-- start Data extract --
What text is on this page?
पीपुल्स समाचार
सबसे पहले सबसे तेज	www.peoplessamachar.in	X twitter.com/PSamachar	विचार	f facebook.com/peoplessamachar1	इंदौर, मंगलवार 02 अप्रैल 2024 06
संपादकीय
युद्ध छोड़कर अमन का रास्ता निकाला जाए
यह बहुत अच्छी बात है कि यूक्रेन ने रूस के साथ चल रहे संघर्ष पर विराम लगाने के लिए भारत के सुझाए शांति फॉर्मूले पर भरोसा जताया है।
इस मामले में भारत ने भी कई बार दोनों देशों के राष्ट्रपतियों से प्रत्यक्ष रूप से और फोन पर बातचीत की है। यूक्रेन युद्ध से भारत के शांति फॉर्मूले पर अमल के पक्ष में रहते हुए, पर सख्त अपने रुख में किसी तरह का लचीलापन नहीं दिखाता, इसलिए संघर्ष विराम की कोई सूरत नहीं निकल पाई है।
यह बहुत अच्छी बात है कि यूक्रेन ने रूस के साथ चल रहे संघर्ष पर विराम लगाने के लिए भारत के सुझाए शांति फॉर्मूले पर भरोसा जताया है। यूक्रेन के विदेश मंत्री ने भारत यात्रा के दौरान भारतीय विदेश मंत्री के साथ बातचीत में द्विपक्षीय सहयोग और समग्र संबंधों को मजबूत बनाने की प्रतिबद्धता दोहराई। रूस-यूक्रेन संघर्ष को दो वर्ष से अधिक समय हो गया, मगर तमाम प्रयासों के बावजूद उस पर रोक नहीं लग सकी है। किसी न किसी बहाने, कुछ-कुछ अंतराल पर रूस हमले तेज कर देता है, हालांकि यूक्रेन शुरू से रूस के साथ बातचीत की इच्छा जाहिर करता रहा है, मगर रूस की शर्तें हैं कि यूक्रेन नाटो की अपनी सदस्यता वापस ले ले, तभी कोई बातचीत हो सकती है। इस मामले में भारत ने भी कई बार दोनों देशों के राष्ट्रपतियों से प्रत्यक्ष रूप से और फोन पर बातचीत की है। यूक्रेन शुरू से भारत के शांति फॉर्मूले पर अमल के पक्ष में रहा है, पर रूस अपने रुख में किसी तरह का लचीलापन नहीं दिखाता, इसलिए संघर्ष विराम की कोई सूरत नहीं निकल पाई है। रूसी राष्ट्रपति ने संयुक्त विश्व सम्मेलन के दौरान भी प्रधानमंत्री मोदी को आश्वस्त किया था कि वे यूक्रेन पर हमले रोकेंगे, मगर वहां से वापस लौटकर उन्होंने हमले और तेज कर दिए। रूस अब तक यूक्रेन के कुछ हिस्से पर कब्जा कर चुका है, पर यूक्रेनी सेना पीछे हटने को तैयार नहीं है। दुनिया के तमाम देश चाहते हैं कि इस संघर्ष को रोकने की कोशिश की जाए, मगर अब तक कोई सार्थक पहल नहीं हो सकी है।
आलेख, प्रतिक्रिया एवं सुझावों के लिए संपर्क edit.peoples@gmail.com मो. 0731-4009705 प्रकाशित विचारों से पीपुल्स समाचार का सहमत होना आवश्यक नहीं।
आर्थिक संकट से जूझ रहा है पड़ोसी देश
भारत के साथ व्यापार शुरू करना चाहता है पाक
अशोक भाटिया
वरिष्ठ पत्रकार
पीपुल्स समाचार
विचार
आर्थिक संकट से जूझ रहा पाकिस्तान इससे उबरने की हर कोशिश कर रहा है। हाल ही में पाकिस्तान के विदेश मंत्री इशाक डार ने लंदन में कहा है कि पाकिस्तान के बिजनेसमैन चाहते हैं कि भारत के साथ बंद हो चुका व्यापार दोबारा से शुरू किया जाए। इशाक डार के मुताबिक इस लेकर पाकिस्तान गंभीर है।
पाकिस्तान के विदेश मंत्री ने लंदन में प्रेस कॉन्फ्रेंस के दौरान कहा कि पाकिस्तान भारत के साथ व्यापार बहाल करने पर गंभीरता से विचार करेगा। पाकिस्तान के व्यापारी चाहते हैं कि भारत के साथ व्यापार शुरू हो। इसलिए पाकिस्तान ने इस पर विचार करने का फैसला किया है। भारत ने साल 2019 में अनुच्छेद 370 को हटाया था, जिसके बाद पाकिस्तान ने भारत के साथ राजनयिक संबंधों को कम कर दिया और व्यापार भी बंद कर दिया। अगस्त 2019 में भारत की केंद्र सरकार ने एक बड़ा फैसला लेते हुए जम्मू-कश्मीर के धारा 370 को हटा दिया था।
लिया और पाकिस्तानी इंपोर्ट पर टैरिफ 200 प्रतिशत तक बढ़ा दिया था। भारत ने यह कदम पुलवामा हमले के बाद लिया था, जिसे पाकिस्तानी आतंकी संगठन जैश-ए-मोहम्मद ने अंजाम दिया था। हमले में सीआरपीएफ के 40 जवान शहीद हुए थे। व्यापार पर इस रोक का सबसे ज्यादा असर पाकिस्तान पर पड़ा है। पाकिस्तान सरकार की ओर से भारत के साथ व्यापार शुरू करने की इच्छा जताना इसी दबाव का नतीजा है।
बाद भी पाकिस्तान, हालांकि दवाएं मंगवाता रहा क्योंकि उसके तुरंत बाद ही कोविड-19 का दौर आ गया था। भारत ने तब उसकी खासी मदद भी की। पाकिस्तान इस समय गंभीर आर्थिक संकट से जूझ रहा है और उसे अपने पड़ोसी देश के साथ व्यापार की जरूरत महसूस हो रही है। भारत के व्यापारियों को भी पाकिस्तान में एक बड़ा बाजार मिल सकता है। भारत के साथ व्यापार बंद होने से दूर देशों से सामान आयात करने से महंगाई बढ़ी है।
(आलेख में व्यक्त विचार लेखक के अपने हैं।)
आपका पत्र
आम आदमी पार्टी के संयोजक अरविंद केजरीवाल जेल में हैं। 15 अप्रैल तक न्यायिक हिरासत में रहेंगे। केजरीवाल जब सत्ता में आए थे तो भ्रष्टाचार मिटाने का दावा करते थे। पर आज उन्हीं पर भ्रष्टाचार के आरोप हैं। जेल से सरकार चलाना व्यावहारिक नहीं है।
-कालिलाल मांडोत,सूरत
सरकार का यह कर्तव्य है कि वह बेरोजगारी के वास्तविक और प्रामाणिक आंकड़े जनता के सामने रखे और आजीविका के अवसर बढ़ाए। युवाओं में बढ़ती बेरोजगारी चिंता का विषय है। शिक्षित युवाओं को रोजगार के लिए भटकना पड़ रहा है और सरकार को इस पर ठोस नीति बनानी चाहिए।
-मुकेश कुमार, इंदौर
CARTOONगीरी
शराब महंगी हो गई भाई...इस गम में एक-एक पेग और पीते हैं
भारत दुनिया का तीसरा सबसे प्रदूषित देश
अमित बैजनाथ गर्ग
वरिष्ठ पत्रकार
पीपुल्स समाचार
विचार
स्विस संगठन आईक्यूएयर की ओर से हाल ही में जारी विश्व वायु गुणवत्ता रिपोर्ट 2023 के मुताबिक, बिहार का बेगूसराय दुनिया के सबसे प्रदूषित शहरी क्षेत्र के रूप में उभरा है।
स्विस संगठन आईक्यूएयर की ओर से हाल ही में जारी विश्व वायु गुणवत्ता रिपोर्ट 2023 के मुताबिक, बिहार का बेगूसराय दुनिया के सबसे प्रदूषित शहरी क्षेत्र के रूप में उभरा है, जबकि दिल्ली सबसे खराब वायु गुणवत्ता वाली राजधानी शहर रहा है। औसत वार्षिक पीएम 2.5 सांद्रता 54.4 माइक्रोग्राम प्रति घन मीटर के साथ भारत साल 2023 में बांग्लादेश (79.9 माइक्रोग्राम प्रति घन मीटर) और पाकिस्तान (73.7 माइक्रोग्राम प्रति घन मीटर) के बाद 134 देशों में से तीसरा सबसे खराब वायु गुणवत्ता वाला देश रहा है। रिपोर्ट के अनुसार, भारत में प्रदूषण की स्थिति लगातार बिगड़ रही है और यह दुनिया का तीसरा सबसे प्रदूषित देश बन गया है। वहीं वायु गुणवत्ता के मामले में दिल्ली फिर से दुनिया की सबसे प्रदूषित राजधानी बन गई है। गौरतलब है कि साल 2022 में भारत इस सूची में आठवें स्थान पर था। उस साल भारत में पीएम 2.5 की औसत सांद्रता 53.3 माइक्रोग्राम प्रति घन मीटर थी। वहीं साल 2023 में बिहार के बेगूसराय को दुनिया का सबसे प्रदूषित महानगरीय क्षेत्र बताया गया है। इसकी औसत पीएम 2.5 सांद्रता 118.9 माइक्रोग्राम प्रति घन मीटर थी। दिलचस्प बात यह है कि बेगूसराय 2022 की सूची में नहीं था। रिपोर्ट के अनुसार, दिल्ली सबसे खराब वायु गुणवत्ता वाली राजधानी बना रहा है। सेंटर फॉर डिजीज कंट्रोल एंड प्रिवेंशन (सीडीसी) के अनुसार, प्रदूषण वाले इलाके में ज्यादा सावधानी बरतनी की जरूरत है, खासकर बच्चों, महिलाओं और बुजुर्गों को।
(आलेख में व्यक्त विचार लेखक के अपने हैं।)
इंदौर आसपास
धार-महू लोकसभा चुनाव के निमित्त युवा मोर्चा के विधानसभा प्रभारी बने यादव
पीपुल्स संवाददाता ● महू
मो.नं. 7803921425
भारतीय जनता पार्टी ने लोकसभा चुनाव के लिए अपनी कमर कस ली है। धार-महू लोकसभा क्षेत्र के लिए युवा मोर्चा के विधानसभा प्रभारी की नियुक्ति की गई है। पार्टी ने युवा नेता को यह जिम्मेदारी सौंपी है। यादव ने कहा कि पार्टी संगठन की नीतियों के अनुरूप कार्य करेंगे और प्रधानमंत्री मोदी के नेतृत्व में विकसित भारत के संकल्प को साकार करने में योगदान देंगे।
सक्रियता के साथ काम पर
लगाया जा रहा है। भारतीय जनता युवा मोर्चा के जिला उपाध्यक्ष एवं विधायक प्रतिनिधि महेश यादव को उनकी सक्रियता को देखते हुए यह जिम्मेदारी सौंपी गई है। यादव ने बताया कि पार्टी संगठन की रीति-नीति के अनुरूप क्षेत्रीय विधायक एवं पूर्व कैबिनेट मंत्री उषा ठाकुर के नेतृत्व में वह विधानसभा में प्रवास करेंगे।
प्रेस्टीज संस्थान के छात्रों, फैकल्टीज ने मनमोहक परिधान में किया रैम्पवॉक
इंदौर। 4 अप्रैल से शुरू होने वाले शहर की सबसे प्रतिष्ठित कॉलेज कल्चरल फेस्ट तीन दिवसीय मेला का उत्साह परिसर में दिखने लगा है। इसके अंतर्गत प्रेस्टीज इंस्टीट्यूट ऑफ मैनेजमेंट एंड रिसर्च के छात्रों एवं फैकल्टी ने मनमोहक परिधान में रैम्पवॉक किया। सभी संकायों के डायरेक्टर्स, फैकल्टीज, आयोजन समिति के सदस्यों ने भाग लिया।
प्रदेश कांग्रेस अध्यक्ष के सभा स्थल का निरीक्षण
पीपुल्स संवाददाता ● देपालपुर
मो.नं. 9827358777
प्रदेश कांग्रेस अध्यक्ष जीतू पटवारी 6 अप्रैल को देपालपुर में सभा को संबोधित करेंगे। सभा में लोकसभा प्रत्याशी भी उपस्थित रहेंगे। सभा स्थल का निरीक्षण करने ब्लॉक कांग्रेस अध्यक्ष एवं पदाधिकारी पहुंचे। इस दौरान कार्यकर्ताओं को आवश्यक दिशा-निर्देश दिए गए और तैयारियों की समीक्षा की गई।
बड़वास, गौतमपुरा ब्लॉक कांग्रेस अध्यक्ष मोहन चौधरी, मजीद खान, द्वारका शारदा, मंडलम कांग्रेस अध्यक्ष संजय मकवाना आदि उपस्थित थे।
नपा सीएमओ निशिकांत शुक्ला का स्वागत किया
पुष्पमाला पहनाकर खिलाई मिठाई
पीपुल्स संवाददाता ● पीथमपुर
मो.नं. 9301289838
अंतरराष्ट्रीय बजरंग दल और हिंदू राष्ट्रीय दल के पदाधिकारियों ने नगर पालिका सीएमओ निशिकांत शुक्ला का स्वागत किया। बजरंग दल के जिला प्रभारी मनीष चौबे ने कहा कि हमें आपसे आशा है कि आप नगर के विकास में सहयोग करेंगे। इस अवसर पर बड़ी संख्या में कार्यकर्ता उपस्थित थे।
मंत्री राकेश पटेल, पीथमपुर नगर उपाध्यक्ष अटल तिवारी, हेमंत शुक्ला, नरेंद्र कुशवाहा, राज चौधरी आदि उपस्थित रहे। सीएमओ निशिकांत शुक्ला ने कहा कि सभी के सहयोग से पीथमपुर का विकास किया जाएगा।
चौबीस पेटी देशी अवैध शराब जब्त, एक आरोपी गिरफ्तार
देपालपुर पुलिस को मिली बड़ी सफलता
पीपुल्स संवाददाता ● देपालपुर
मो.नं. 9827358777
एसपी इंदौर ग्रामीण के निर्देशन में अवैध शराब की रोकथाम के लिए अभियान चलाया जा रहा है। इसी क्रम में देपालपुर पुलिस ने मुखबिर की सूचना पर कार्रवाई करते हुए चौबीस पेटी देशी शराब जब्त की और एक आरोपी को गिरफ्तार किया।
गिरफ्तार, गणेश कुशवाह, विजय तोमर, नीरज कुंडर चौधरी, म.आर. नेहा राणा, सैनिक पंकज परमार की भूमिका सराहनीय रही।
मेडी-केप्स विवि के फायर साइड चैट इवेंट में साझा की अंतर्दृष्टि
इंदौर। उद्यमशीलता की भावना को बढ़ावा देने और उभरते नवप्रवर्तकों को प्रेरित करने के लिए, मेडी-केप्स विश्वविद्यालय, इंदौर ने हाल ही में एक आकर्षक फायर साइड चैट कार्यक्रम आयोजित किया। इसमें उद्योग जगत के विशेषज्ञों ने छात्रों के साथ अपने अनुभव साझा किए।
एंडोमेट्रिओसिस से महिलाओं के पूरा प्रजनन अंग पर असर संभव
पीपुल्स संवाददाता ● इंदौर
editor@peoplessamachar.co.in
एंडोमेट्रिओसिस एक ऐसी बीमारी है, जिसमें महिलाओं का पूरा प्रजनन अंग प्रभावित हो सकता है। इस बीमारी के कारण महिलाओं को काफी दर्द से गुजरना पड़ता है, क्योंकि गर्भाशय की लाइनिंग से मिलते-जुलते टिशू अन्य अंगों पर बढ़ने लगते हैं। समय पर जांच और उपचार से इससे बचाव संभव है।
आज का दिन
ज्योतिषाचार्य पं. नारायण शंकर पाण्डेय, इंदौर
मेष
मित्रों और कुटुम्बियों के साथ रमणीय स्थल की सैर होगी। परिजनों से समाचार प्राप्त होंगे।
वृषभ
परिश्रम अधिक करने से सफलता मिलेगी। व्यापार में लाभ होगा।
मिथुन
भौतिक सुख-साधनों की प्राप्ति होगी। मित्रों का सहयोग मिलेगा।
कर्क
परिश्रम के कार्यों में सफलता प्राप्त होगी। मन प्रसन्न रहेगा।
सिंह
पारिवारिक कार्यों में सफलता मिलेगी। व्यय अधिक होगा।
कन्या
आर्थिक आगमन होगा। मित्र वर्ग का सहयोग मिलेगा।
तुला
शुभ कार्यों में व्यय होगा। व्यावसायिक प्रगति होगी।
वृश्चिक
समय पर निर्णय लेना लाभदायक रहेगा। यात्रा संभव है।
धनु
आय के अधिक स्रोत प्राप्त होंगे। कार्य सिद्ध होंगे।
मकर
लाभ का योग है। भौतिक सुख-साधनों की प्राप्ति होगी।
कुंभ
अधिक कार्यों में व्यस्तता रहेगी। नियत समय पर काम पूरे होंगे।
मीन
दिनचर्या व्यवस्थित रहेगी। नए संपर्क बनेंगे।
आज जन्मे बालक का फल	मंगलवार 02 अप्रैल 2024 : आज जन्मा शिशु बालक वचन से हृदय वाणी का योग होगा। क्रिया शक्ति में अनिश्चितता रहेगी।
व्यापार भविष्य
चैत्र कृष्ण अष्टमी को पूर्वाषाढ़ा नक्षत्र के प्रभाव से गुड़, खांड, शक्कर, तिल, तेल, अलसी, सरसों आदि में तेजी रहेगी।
-- end Data extract --
> Required work
Working from the material above, state how many lines contain "रजनन"; give only the number.

> Solution for this task
2